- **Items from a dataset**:
=-=-=-=-=

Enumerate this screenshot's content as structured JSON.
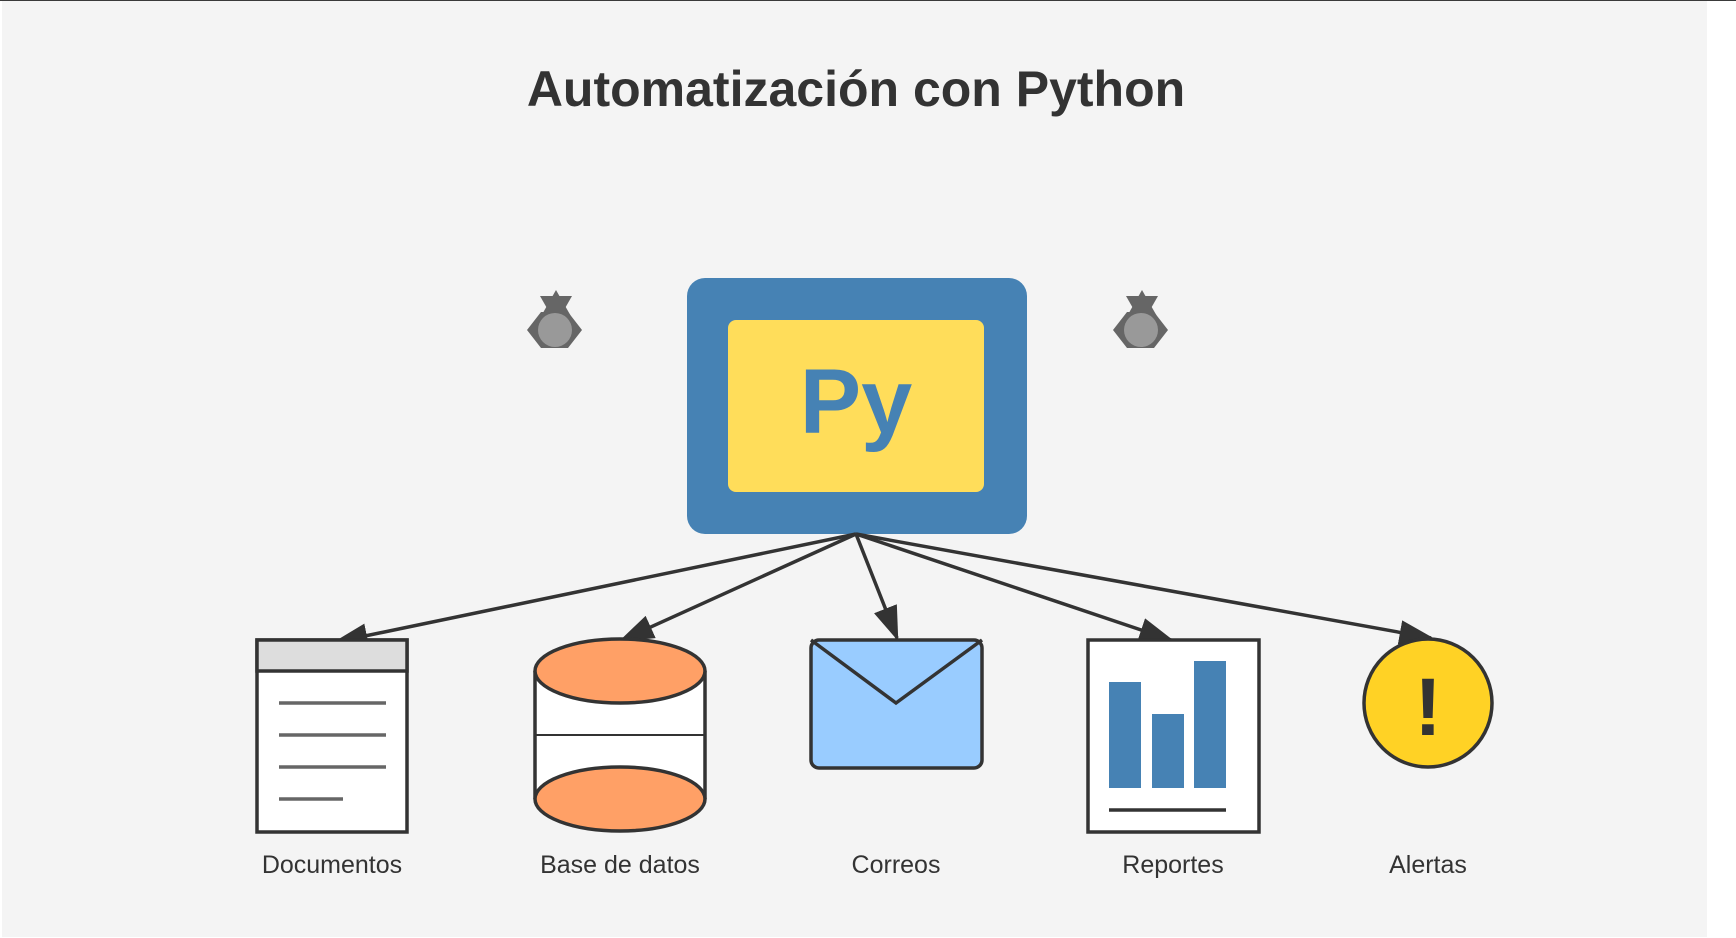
{
  "title": "Automatización con Python",
  "center_node": {
    "label": "Py",
    "icon": "python-logo-icon"
  },
  "decorations": [
    {
      "icon": "gear-icon"
    },
    {
      "icon": "gear-icon"
    }
  ],
  "targets": [
    {
      "label": "Documentos",
      "icon": "document-icon"
    },
    {
      "label": "Base de datos",
      "icon": "database-icon"
    },
    {
      "label": "Correos",
      "icon": "envelope-icon"
    },
    {
      "label": "Reportes",
      "icon": "bar-chart-icon"
    },
    {
      "label": "Alertas",
      "icon": "alert-icon",
      "symbol": "!"
    }
  ],
  "colors": {
    "background": "#f4f4f4",
    "python_blue": "#4682b4",
    "python_yellow": "#ffdd5a",
    "database_orange": "#ffa066",
    "envelope_blue": "#99ccff",
    "alert_yellow": "#ffd225",
    "gear_gray": "#666666",
    "stroke": "#333333"
  }
}
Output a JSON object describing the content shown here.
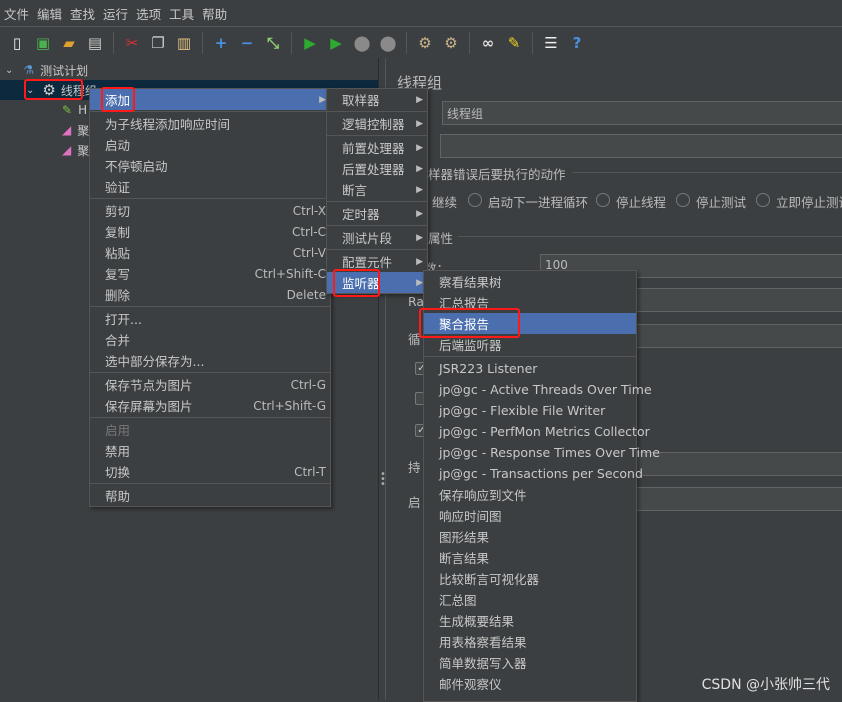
{
  "menubar": [
    "文件",
    "编辑",
    "查找",
    "运行",
    "选项",
    "工具",
    "帮助"
  ],
  "toolbar": [
    {
      "icon": "new-icon",
      "glyph": "▯",
      "color": "#eeeeee"
    },
    {
      "icon": "templates-icon",
      "glyph": "▣",
      "color": "#4caf50"
    },
    {
      "icon": "open-icon",
      "glyph": "▰",
      "color": "#e0a030"
    },
    {
      "icon": "save-icon",
      "glyph": "▤",
      "color": "#cccccc"
    },
    {
      "sep": true
    },
    {
      "icon": "cut-icon",
      "glyph": "✂",
      "color": "#e03030"
    },
    {
      "icon": "copy-icon",
      "glyph": "❐",
      "color": "#cccccc"
    },
    {
      "icon": "paste-icon",
      "glyph": "▥",
      "color": "#e0c080"
    },
    {
      "sep": true
    },
    {
      "icon": "expand-icon",
      "glyph": "+",
      "color": "#4a90e2"
    },
    {
      "icon": "collapse-icon",
      "glyph": "−",
      "color": "#4a90e2"
    },
    {
      "icon": "toggle-icon",
      "glyph": "⤡",
      "color": "#8fcf6f"
    },
    {
      "sep": true
    },
    {
      "icon": "start-icon",
      "glyph": "▶",
      "color": "#2eaa2e"
    },
    {
      "icon": "start-no-pause-icon",
      "glyph": "▶",
      "color": "#2eaa2e"
    },
    {
      "icon": "stop-icon",
      "glyph": "⬤",
      "color": "#8a8a8a"
    },
    {
      "icon": "shutdown-icon",
      "glyph": "⬤",
      "color": "#8a8a8a"
    },
    {
      "sep": true
    },
    {
      "icon": "clear-icon",
      "glyph": "⚙",
      "color": "#c9b28a"
    },
    {
      "icon": "clear-all-icon",
      "glyph": "⚙",
      "color": "#c9b28a"
    },
    {
      "sep": true
    },
    {
      "icon": "search-icon",
      "glyph": "∞",
      "color": "#dddddd"
    },
    {
      "icon": "reset-search-icon",
      "glyph": "✎",
      "color": "#f0d020"
    },
    {
      "sep": true
    },
    {
      "icon": "function-helper-icon",
      "glyph": "☰",
      "color": "#eeeeee"
    },
    {
      "icon": "help-icon",
      "glyph": "?",
      "color": "#4a90e2"
    }
  ],
  "tree": {
    "plan": "测试计划",
    "thread_group": "线程组",
    "child1": "H",
    "child2": "聚",
    "child3": "聚"
  },
  "context_menu": {
    "items": [
      {
        "label": "添加",
        "arrow": true,
        "selected": true
      },
      {
        "sep": true
      },
      {
        "label": "为子线程添加响应时间"
      },
      {
        "label": "启动"
      },
      {
        "label": "不停顿启动"
      },
      {
        "label": "验证"
      },
      {
        "sep": true
      },
      {
        "label": "剪切",
        "shortcut": "Ctrl-X"
      },
      {
        "label": "复制",
        "shortcut": "Ctrl-C"
      },
      {
        "label": "粘贴",
        "shortcut": "Ctrl-V"
      },
      {
        "label": "复写",
        "shortcut": "Ctrl+Shift-C"
      },
      {
        "label": "删除",
        "shortcut": "Delete"
      },
      {
        "sep": true
      },
      {
        "label": "打开..."
      },
      {
        "label": "合并"
      },
      {
        "label": "选中部分保存为..."
      },
      {
        "sep": true
      },
      {
        "label": "保存节点为图片",
        "shortcut": "Ctrl-G"
      },
      {
        "label": "保存屏幕为图片",
        "shortcut": "Ctrl+Shift-G"
      },
      {
        "sep": true
      },
      {
        "label": "启用",
        "disabled": true
      },
      {
        "label": "禁用"
      },
      {
        "label": "切换",
        "shortcut": "Ctrl-T"
      },
      {
        "sep": true
      },
      {
        "label": "帮助"
      }
    ]
  },
  "add_submenu": {
    "items": [
      {
        "label": "取样器",
        "arrow": true
      },
      {
        "sep": true
      },
      {
        "label": "逻辑控制器",
        "arrow": true
      },
      {
        "sep": true
      },
      {
        "label": "前置处理器",
        "arrow": true
      },
      {
        "label": "后置处理器",
        "arrow": true
      },
      {
        "label": "断言",
        "arrow": true
      },
      {
        "sep": true
      },
      {
        "label": "定时器",
        "arrow": true
      },
      {
        "sep": true
      },
      {
        "label": "测试片段",
        "arrow": true
      },
      {
        "sep": true
      },
      {
        "label": "配置元件",
        "arrow": true
      },
      {
        "label": "监听器",
        "arrow": true,
        "selected": true
      }
    ]
  },
  "listener_submenu": {
    "items": [
      {
        "label": "察看结果树"
      },
      {
        "label": "汇总报告"
      },
      {
        "label": "聚合报告",
        "selected": true
      },
      {
        "label": "后端监听器"
      },
      {
        "sep": true
      },
      {
        "label": "JSR223 Listener"
      },
      {
        "label": "jp@gc - Active Threads Over Time"
      },
      {
        "label": "jp@gc - Flexible File Writer"
      },
      {
        "label": "jp@gc - PerfMon Metrics Collector"
      },
      {
        "label": "jp@gc - Response Times Over Time"
      },
      {
        "label": "jp@gc - Transactions per Second"
      },
      {
        "label": "保存响应到文件"
      },
      {
        "label": "响应时间图"
      },
      {
        "label": "图形结果"
      },
      {
        "label": "断言结果"
      },
      {
        "label": "比较断言可视化器"
      },
      {
        "label": "汇总图"
      },
      {
        "label": "生成概要结果"
      },
      {
        "label": "用表格察看结果"
      },
      {
        "label": "简单数据写入器"
      },
      {
        "label": "邮件观察仪"
      }
    ]
  },
  "panel": {
    "title": "线程组",
    "name_value": "线程组",
    "comment_value": "",
    "error_action_label": "样器错误后要执行的动作",
    "radios": [
      "继续",
      "启动下一进程循环",
      "停止线程",
      "停止测试",
      "立即停止测试"
    ],
    "properties_label": "属性",
    "threads_label": "数：",
    "threads_value": "100",
    "ramp_label": "Ra",
    "loop_label": "循",
    "duration_label": "持",
    "delay_label": "启"
  },
  "accent_color": "#4b6eaf",
  "annotation_color": "#ff1a1a",
  "watermark": "CSDN @小张帅三代"
}
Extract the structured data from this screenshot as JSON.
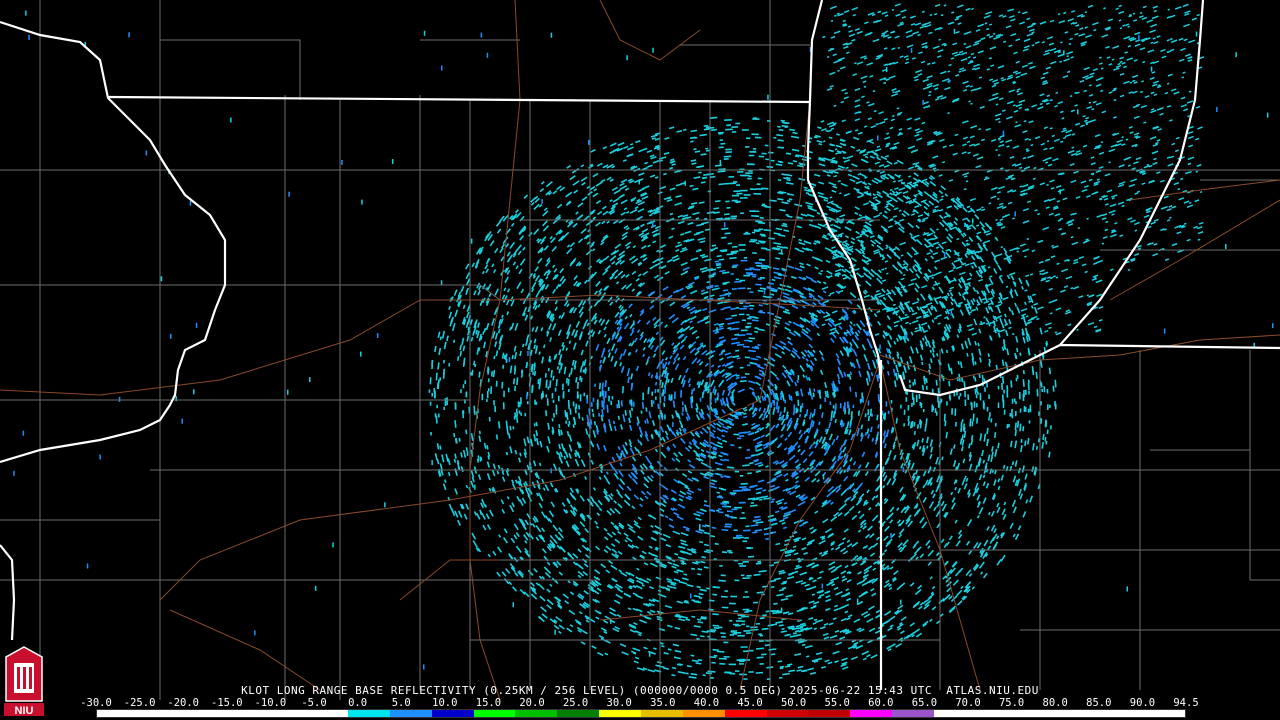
{
  "caption": "KLOT LONG RANGE BASE REFLECTIVITY (0.25KM / 256 LEVEL) (000000/0000 0.5 DEG) 2025-06-22 15:43 UTC  ATLAS.NIU.EDU",
  "scale": {
    "ticks": [
      "-30.0",
      "-25.0",
      "-20.0",
      "-15.0",
      "-10.0",
      "-5.0",
      "0.0",
      "5.0",
      "10.0",
      "15.0",
      "20.0",
      "25.0",
      "30.0",
      "35.0",
      "40.0",
      "45.0",
      "50.0",
      "55.0",
      "60.0",
      "65.0",
      "70.0",
      "75.0",
      "80.0",
      "85.0",
      "90.0",
      "94.5"
    ],
    "colors": [
      "#ffffff",
      "#ffffff",
      "#ffffff",
      "#ffffff",
      "#ffffff",
      "#ffffff",
      "#00e5ee",
      "#1e90ff",
      "#0000cd",
      "#00ff00",
      "#00c000",
      "#008000",
      "#ffff00",
      "#e6c000",
      "#ff9000",
      "#ff0000",
      "#d00000",
      "#c00000",
      "#ff00ff",
      "#9955c9",
      "#ffffff",
      "#ffffff",
      "#ffffff",
      "#ffffff",
      "#ffffff",
      "#ffffff"
    ]
  },
  "logo": {
    "text": "NIU",
    "color": "#c8102e"
  },
  "colors": {
    "state_border": "#ffffff",
    "county_border": "#7a7a7a",
    "highway": "#8b4a2b",
    "echo_light": "#19d0e0",
    "echo_mid": "#1f8fff"
  }
}
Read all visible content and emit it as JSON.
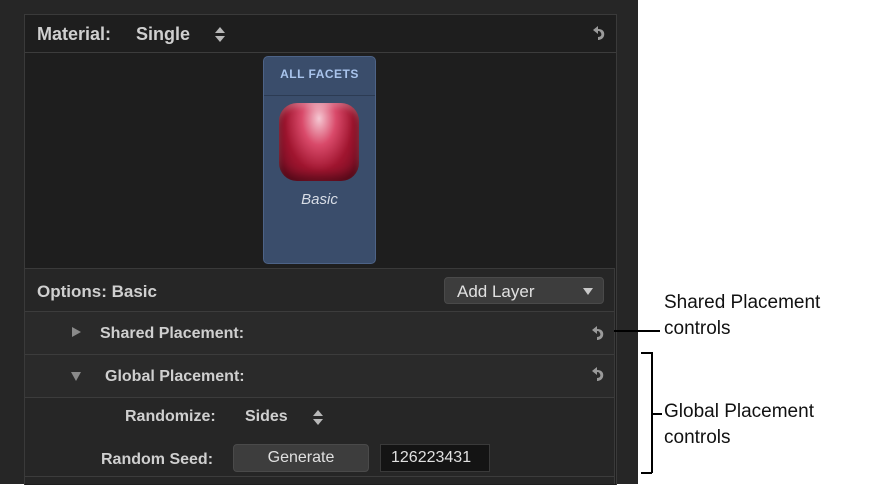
{
  "material": {
    "label": "Material:",
    "value": "Single"
  },
  "facets": {
    "title": "ALL FACETS",
    "swatch_label": "Basic"
  },
  "options": {
    "title": "Options: Basic",
    "add_layer": "Add Layer"
  },
  "shared_placement": {
    "label": "Shared Placement:"
  },
  "global_placement": {
    "label": "Global Placement:",
    "randomize_label": "Randomize:",
    "randomize_value": "Sides",
    "random_seed_label": "Random Seed:",
    "generate_button": "Generate",
    "seed_value": "126223431"
  },
  "callouts": {
    "shared_line1": "Shared Placement",
    "shared_line2": "controls",
    "global_line1": "Global Placement",
    "global_line2": "controls"
  },
  "icons": {
    "reset": "reset-arrow-icon",
    "disclosure": "disclosure-triangle-icon",
    "stepper": "up-down-stepper-icon",
    "dropdown": "chevron-down-icon"
  }
}
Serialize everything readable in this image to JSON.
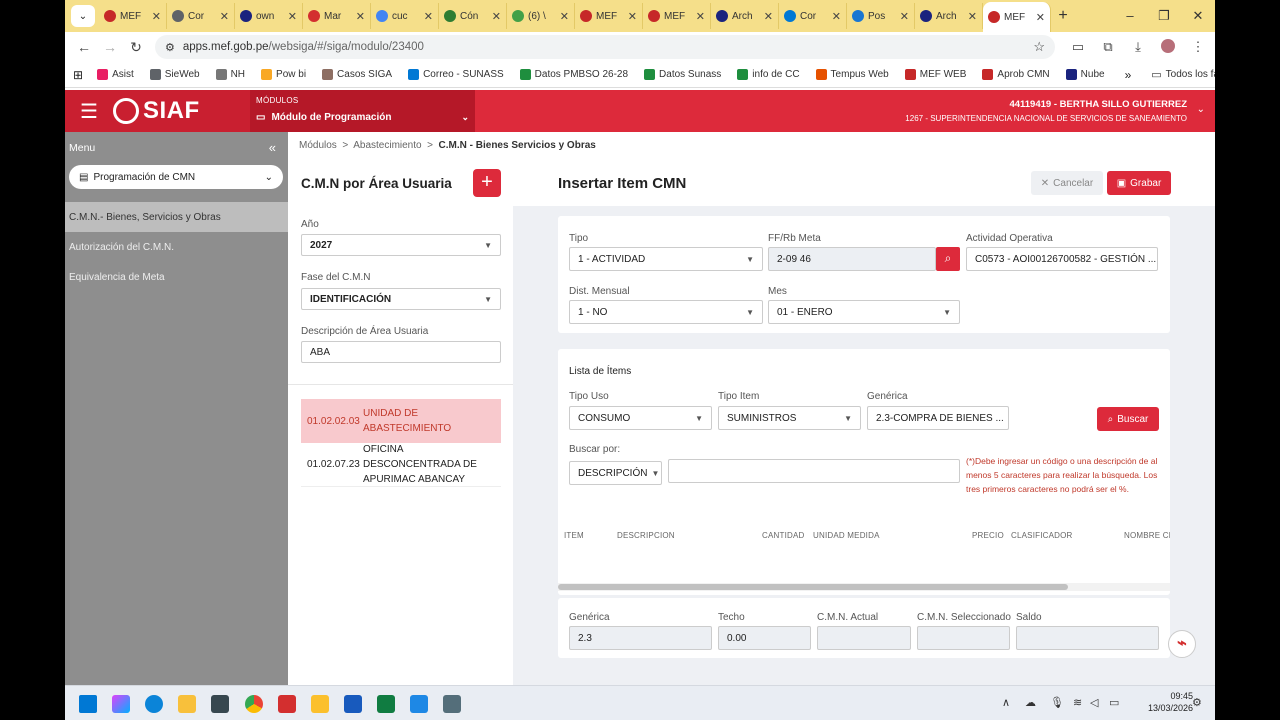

=-=-=-=-=

- **What is being asked**: Within the listing above, copy each line that has the string "Basic".

- **The output**:
    "swatch_label": "Basic"
    "title": "Options: Basic",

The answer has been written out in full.